Dataset entries on figures:
— begin —
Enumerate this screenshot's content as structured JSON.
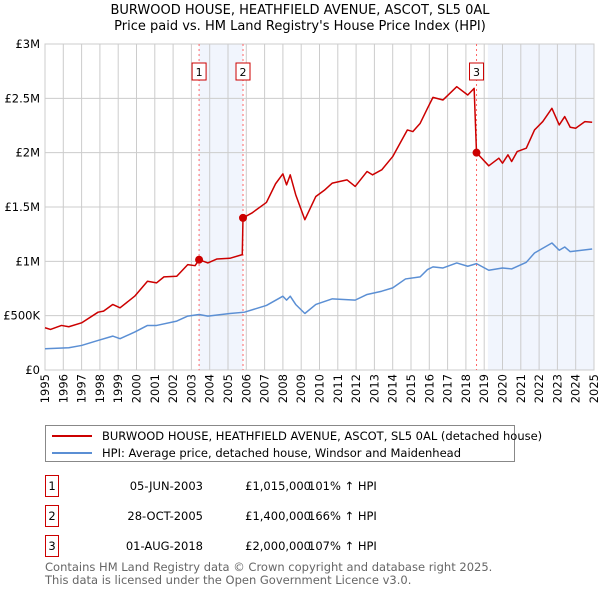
{
  "chart_data": {
    "type": "line",
    "title": "BURWOOD HOUSE, HEATHFIELD AVENUE, ASCOT, SL5 0AL",
    "subtitle": "Price paid vs. HM Land Registry's House Price Index (HPI)",
    "xlabel": "",
    "ylabel": "",
    "xlim": [
      1995,
      2025
    ],
    "ylim": [
      0,
      3000000
    ],
    "grid": true,
    "x_ticks": [
      "1995",
      "1996",
      "1997",
      "1998",
      "1999",
      "2000",
      "2001",
      "2002",
      "2003",
      "2004",
      "2005",
      "2006",
      "2007",
      "2008",
      "2009",
      "2010",
      "2011",
      "2012",
      "2013",
      "2014",
      "2015",
      "2016",
      "2017",
      "2018",
      "2019",
      "2020",
      "2021",
      "2022",
      "2023",
      "2024",
      "2025"
    ],
    "y_ticks": [
      {
        "v": 0,
        "label": "£0"
      },
      {
        "v": 500000,
        "label": "£500K"
      },
      {
        "v": 1000000,
        "label": "£1M"
      },
      {
        "v": 1500000,
        "label": "£1.5M"
      },
      {
        "v": 2000000,
        "label": "£2M"
      },
      {
        "v": 2500000,
        "label": "£2.5M"
      },
      {
        "v": 3000000,
        "label": "£3M"
      }
    ],
    "shaded_ranges": [
      [
        2003.42,
        2005.82
      ],
      [
        2019.2,
        2025
      ]
    ],
    "series": [
      {
        "name": "BURWOOD HOUSE, HEATHFIELD AVENUE, ASCOT, SL5 0AL (detached house)",
        "color": "#cc0000",
        "points": [
          [
            1995.0,
            389
          ],
          [
            1995.3,
            373
          ],
          [
            1995.9,
            410
          ],
          [
            1996.3,
            398
          ],
          [
            1997.0,
            434
          ],
          [
            1997.9,
            532
          ],
          [
            1998.2,
            542
          ],
          [
            1998.7,
            603
          ],
          [
            1999.1,
            572
          ],
          [
            1999.9,
            679
          ],
          [
            2000.6,
            817
          ],
          [
            2001.1,
            802
          ],
          [
            2001.5,
            857
          ],
          [
            2002.2,
            863
          ],
          [
            2002.8,
            970
          ],
          [
            2003.2,
            960
          ],
          [
            2003.42,
            1015
          ],
          [
            2003.9,
            985
          ],
          [
            2004.4,
            1022
          ],
          [
            2005.1,
            1028
          ],
          [
            2005.78,
            1062
          ],
          [
            2005.82,
            1400
          ],
          [
            2006.3,
            1444
          ],
          [
            2007.1,
            1542
          ],
          [
            2007.6,
            1714
          ],
          [
            2008.0,
            1805
          ],
          [
            2008.2,
            1704
          ],
          [
            2008.4,
            1796
          ],
          [
            2008.7,
            1613
          ],
          [
            2009.2,
            1383
          ],
          [
            2009.8,
            1597
          ],
          [
            2010.3,
            1659
          ],
          [
            2010.7,
            1720
          ],
          [
            2011.1,
            1735
          ],
          [
            2011.5,
            1750
          ],
          [
            2011.95,
            1689
          ],
          [
            2012.6,
            1827
          ],
          [
            2012.9,
            1796
          ],
          [
            2013.4,
            1842
          ],
          [
            2014.0,
            1964
          ],
          [
            2014.45,
            2102
          ],
          [
            2014.8,
            2209
          ],
          [
            2015.1,
            2194
          ],
          [
            2015.5,
            2270
          ],
          [
            2015.9,
            2408
          ],
          [
            2016.2,
            2509
          ],
          [
            2016.75,
            2485
          ],
          [
            2017.5,
            2607
          ],
          [
            2018.1,
            2531
          ],
          [
            2018.45,
            2592
          ],
          [
            2018.58,
            2000
          ],
          [
            2019.25,
            1879
          ],
          [
            2019.8,
            1949
          ],
          [
            2020.0,
            1903
          ],
          [
            2020.3,
            1980
          ],
          [
            2020.5,
            1919
          ],
          [
            2020.8,
            2010
          ],
          [
            2021.3,
            2041
          ],
          [
            2021.75,
            2209
          ],
          [
            2022.2,
            2286
          ],
          [
            2022.7,
            2408
          ],
          [
            2023.1,
            2255
          ],
          [
            2023.4,
            2332
          ],
          [
            2023.7,
            2234
          ],
          [
            2024.0,
            2225
          ],
          [
            2024.5,
            2286
          ],
          [
            2024.9,
            2280
          ]
        ]
      },
      {
        "name": "HPI: Average price, detached house, Windsor and Maidenhead",
        "color": "#5b8fd4",
        "points": [
          [
            1995.0,
            196
          ],
          [
            1996.3,
            205
          ],
          [
            1997.0,
            226
          ],
          [
            1997.9,
            272
          ],
          [
            1998.7,
            312
          ],
          [
            1999.1,
            288
          ],
          [
            1999.9,
            349
          ],
          [
            2000.6,
            410
          ],
          [
            2001.1,
            410
          ],
          [
            2002.2,
            450
          ],
          [
            2002.8,
            496
          ],
          [
            2003.42,
            511
          ],
          [
            2003.9,
            496
          ],
          [
            2005.1,
            520
          ],
          [
            2005.9,
            532
          ],
          [
            2007.1,
            594
          ],
          [
            2008.0,
            679
          ],
          [
            2008.2,
            643
          ],
          [
            2008.4,
            679
          ],
          [
            2008.7,
            603
          ],
          [
            2009.2,
            520
          ],
          [
            2009.8,
            603
          ],
          [
            2010.7,
            655
          ],
          [
            2011.95,
            643
          ],
          [
            2012.6,
            695
          ],
          [
            2013.4,
            725
          ],
          [
            2014.0,
            756
          ],
          [
            2014.7,
            838
          ],
          [
            2015.5,
            857
          ],
          [
            2015.9,
            924
          ],
          [
            2016.2,
            949
          ],
          [
            2016.75,
            939
          ],
          [
            2017.5,
            985
          ],
          [
            2018.1,
            955
          ],
          [
            2018.58,
            979
          ],
          [
            2019.25,
            918
          ],
          [
            2020.0,
            939
          ],
          [
            2020.5,
            930
          ],
          [
            2021.3,
            991
          ],
          [
            2021.75,
            1077
          ],
          [
            2022.7,
            1169
          ],
          [
            2023.1,
            1102
          ],
          [
            2023.4,
            1132
          ],
          [
            2023.7,
            1089
          ],
          [
            2024.9,
            1114
          ]
        ]
      }
    ],
    "sales": [
      {
        "n": "1",
        "x": 2003.42,
        "price": 1015000,
        "date": "05-JUN-2003",
        "price_label": "£1,015,000",
        "hpi": "101% ↑ HPI"
      },
      {
        "n": "2",
        "x": 2005.82,
        "price": 1400000,
        "date": "28-OCT-2005",
        "price_label": "£1,400,000",
        "hpi": "166% ↑ HPI"
      },
      {
        "n": "3",
        "x": 2018.58,
        "price": 2000000,
        "date": "01-AUG-2018",
        "price_label": "£2,000,000",
        "hpi": "107% ↑ HPI"
      }
    ]
  },
  "footer": [
    "Contains HM Land Registry data © Crown copyright and database right 2025.",
    "This data is licensed under the Open Government Licence v3.0."
  ]
}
— end —
**WHAT IS ASKED:** Pull every line containing the word "detached" out of the material.

**ANSWER TO THIS TASK:**
        "name": "BURWOOD HOUSE, HEATHFIELD AVENUE, ASCOT, SL5 0AL (detached house)",
        "name": "HPI: Average price, detached house, Windsor and Maidenhead",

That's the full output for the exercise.